▸ **SET OF TASKS**
A) In the blog post on book recommendations, what share of the writer's books is estimated to come from old favorites and trusted sources?
B) Translate this sentence from the blog post on book recommendations into Spanish: "These are books I read because they fit some esoteric reading challenge, or someone outside my trusted circle has forced them on me, or my book club has chosen them for our discussion."
C) Continue the blog post on book recommendations from its last sentence.

▸ **DOCUMENT PASSAGE**
====================
The swings and roundabouts of book recommendations

Choosing what books to read can be a curly problem. Of course we all have favourite authors whose new works we look forward to with much anticipation and I suspect most of us also have a few trusted sources of recommendations too. For me that’s a handful of book bloggers and a couple of friends whose opinions I trust. I don’t have a chart for this (yet) but I’d guess about 65-75% of my books come via one of these channels (old favourites and recommendations from trusted sources) and the vast bulk of them are good reads. Many are excellent.

The last 25-35% of reading is much more of a hit or miss affair. These are books I read because they fit some esoteric reading challenge, or someone outside my trusted circle has forced them on me, or my book club has chosen them for our discussion. About a year ago I also made a conscious effort to read more Australian crime fiction, especially by debut authors. The books that come to me via these channels are far more likely to end up  with lower ratings or, as my leisure reading time reduces, as unfinished.

Sometimes, like right now, I wonder whether it is worth bothering at all with books that come via these less failsafe channels. I could certainly keep myself well supplied with excellent reading by only using the first category of recommendations entirely skipping the challenges, the book club selections and the debut novels from Aussie writers.

This weekend for example I gave up on a book by a debut Australian author that made me really cross about the state of publishing. The book’s blurb claimed it to be ‘in the tradition of Peter Temple’ which, frankly, set the warning bells ringing. I know it probably wasn’t the author’s doing but surely publishers know the dangers inherent in comparing a brand new writer to such a highly respected author whose last book won the country’s major literary (not genre-based) award. They are big shoes to fill and the odds of a debut author managing the task are pretty small so it really is setting the book up to fail. Even disregarding the frankly ludicrous comparison though I found this particular book harder going than leisure reading ought ever to be. By about page 100 the protagonist had been the subject of sustained child abuse at a notorious orphanage, drafted into the Army for a tour of Vietnam (where an American soldier’s brains ended up in his hair), lost his wife to a terminal illness which he nursed her through, lost one son to a drug overdose, lost complete touch with his other son, become an alcoholic, been demoted from his job and posted to the back of beyond. My internal ring-of-truth-o-meter (patent pending) broke at this point and I decided that even though I’d paid full Australian retail price for the book I wasn’t going to waste another minute on a book in which the main character had experienced too much to make him even vaguely credible. Besides all that eye-rolling was playing havoc with my contact lenses.
====================
▸ **DATA FOR REVIEW**

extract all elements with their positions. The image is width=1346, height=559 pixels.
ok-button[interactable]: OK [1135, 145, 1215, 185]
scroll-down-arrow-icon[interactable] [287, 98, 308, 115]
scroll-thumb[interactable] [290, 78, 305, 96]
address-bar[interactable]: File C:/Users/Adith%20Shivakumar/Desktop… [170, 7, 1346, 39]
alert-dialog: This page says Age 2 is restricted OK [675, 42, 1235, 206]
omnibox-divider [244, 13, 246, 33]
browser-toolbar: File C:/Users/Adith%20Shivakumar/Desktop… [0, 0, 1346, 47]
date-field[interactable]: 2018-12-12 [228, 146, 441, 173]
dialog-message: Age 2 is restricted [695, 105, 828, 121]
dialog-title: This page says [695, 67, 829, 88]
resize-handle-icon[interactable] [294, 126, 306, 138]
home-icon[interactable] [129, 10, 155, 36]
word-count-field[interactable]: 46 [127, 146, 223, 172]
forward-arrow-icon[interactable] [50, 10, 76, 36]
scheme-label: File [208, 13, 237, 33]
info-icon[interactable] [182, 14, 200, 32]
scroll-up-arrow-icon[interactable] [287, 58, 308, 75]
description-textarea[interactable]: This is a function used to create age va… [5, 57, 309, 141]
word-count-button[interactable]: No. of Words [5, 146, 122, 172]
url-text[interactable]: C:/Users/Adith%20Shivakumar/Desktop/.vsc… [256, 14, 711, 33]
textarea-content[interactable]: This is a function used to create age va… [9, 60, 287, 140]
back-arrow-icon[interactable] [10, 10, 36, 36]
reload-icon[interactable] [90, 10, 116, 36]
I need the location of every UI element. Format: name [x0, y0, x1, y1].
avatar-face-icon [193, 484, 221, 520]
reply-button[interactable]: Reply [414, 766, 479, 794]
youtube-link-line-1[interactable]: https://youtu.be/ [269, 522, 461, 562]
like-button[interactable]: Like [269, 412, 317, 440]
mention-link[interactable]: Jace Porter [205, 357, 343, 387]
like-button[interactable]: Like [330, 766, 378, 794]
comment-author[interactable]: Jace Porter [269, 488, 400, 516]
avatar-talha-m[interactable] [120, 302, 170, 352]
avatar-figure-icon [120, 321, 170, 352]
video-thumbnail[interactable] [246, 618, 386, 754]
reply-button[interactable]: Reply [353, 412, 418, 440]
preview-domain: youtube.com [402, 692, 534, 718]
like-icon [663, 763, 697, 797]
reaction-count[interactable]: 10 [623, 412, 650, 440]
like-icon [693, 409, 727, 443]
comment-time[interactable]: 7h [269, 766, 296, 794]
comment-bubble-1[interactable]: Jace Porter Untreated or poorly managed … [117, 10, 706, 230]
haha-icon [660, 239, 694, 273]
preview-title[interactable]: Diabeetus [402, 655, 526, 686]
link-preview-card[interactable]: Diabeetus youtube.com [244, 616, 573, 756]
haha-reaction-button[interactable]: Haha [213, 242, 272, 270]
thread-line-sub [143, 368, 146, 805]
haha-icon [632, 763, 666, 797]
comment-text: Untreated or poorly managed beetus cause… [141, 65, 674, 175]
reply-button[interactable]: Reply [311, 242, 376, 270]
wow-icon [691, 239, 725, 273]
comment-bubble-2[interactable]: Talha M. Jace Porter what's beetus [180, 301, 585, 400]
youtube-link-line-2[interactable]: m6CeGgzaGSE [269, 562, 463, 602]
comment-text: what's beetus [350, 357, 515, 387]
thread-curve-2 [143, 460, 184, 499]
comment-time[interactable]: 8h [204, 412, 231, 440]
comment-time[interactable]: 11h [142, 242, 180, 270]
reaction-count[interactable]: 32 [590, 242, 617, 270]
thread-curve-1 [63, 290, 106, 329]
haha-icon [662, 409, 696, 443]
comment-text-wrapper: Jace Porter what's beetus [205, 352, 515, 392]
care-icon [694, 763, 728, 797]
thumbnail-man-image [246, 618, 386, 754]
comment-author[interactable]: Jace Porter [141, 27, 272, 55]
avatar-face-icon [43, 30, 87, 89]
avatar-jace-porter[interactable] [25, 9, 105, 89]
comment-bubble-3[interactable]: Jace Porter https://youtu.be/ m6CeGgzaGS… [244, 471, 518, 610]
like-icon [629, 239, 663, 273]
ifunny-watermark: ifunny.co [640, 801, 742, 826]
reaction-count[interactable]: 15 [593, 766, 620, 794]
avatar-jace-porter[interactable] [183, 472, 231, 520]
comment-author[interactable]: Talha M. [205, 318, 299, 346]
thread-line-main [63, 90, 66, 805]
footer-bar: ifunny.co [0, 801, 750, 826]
====================
▸ **TASK-BY-TASK ANSWERS**
A) About 65-75%.

B) Son libros que leo porque encajan en algún reto de lectura esotérico, o porque alguien fuera de mi círculo de confianza me los ha impuesto, o porque mi club de lectura los ha elegido para nuestra discusión.

C)
Why bother with these debut authors I grumbled to myself? Why not just read the books recommended by those I trust and let someone else wade through the crap?

On the other hand there’s Y.A. Erskine’s THE BROTHERHOOD.Out of the 178 books I finished last year it came in at number 2 on my list of favourites for the year. It is an outstanding book and the only reason I read it was because it was a debut crime fiction novel by an Australian author, just like the book described above. I had not seen a single other review for it when I bought it and I just don’t think I’d have come across it via any other channel and that would have been my loss.

So is it true that what you lose on the swings you make up for on the roundabouts? I suspect the crap to gem ratio from this second, almost random channel of books is pretty low (again I’ve no hard data but I’d guess 1 book in 20 or 25 is very good). Should that be enough?

I haven’t really decided on an answer yet. I shall try to be more philosophical about choosing not to finish a book that’s not good even if I’ve pad hard-earned cash for it and will continue reading at least some books via these random channels (though I’ve cut back severely on reading challenges this year and have become more selective about which book club choices I read). But I do like the idea of finding the occasional undiscovered gem.

What about you? What are your trusted sources for book recommendations? Do you only read books that come via these sources or do you have some random channels that provide hits and misses? Do the misses bug you a lot or are you accepting of the idea that their presence makes the hits that much more valuable?